▸ Exercise brief
Set down every entry word for word. Omit the pictures.

┄┄┄┄┄┄

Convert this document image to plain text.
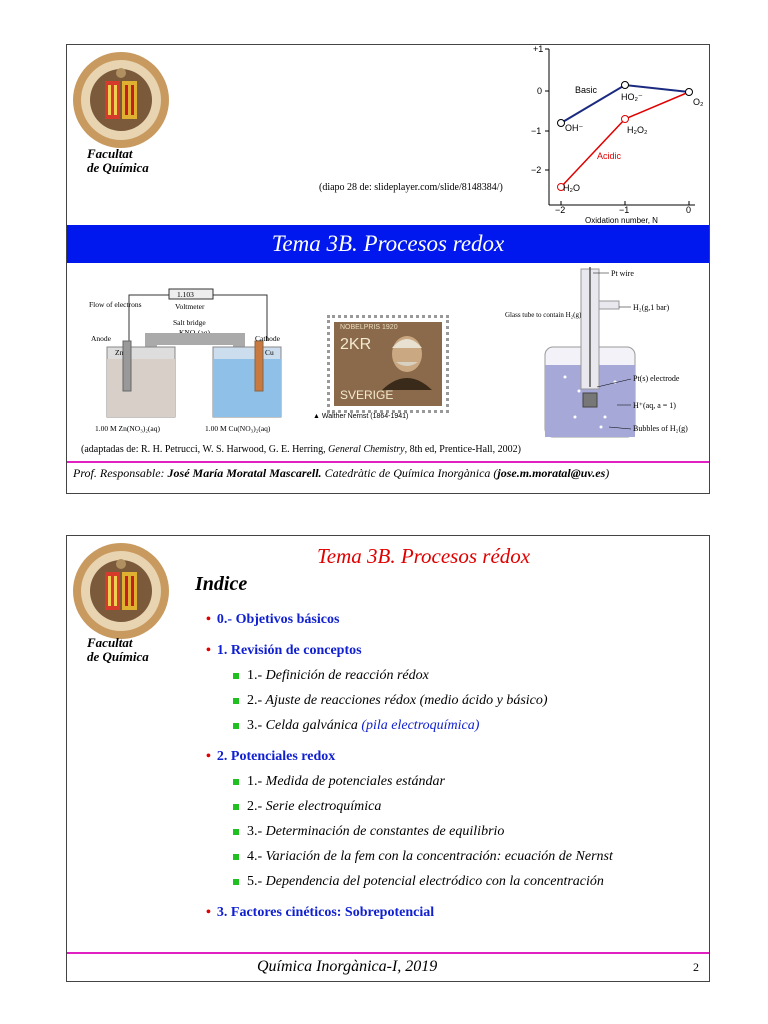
Facultat
de Química
+1
0
−1
−2
−2	−1	0
Oxidation number, N
Basic
Acidic
OH⁻
HO₂⁻	O₂
H₂O₂
H₂O
(diapo 28 de: slideplayer.com/slide/8148384/)
Tema 3B. Procesos redox
1.103
Voltmeter
Flow of electrons
Salt bridge
KNO₃(aq)
Anode	Cathode
Zn	Cu
1.00 M Zn(NO₃)₂(aq)	1.00 M Cu(NO₃)₂(aq)
NOBELPRIS 1920
2KR
SVERIGE
▲ Walther Nernst (1864-1941)
Pt wire
Glass tube to contain H₂(g)
H₂(g,1 bar)
Pt(s) electrode
H⁺(aq, a = 1)
Bubbles of H₂(g)
(adaptadas de: R. H. Petrucci, W. S. Harwood, G. E. Herring, General Chemistry, 8th ed, Prentice-Hall, 2002)
Prof. Responsable: José María Moratal Mascarell. Catedràtic de Química Inorgànica (jose.m.moratal@uv.es)
Facultat
de Química
Tema 3B. Procesos rédox
Indice
• 0.- Objetivos básicos
• 1. Revisión de conceptos
1.- Definición de reacción rédox
2.- Ajuste de reacciones rédox (medio ácido y básico)
3.- Celda galvánica (pila electroquímica)
• 2. Potenciales redox
1.- Medida de potenciales estándar
2.- Serie electroquímica
3.- Determinación de constantes de equilibrio
4.- Variación de la fem con la concentración: ecuación de Nernst
5.- Dependencia del potencial electródico con la concentración
• 3. Factores cinéticos: Sobrepotencial
Química Inorgànica-I, 2019	2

┄┄┄┄┄┄

▸ Result of this task
Convert this document image to plain text.
Facultat
de Química
+1
0
−1
−2
−2	−1	0
Oxidation number, N
Basic
Acidic
OH⁻
HO₂⁻	O₂
H₂O₂
H₂O
(diapo 28 de: slideplayer.com/slide/8148384/)
Tema 3B. Procesos redox
1.103
Voltmeter
Flow of electrons
Salt bridge
KNO₃(aq)
Anode	Cathode
Zn	Cu
1.00 M Zn(NO₃)₂(aq)	1.00 M Cu(NO₃)₂(aq)
NOBELPRIS 1920
2KR
SVERIGE
▲ Walther Nernst (1864-1941)
Pt wire
Glass tube to contain H₂(g)
H₂(g,1 bar)
Pt(s) electrode
H⁺(aq, a = 1)
Bubbles of H₂(g)
(adaptadas de: R. H. Petrucci, W. S. Harwood, G. E. Herring, General Chemistry, 8th ed, Prentice-Hall, 2002)
Prof. Responsable: José María Moratal Mascarell. Catedràtic de Química Inorgànica (jose.m.moratal@uv.es)
Facultat
de Química
Tema 3B. Procesos rédox
Indice
• 0.- Objetivos básicos
• 1. Revisión de conceptos
1.- Definición de reacción rédox
2.- Ajuste de reacciones rédox (medio ácido y básico)
3.- Celda galvánica (pila electroquímica)
• 2. Potenciales redox
1.- Medida de potenciales estándar
2.- Serie electroquímica
3.- Determinación de constantes de equilibrio
4.- Variación de la fem con la concentración: ecuación de Nernst
5.- Dependencia del potencial electródico con la concentración
• 3. Factores cinéticos: Sobrepotencial
Química Inorgànica-I, 2019	2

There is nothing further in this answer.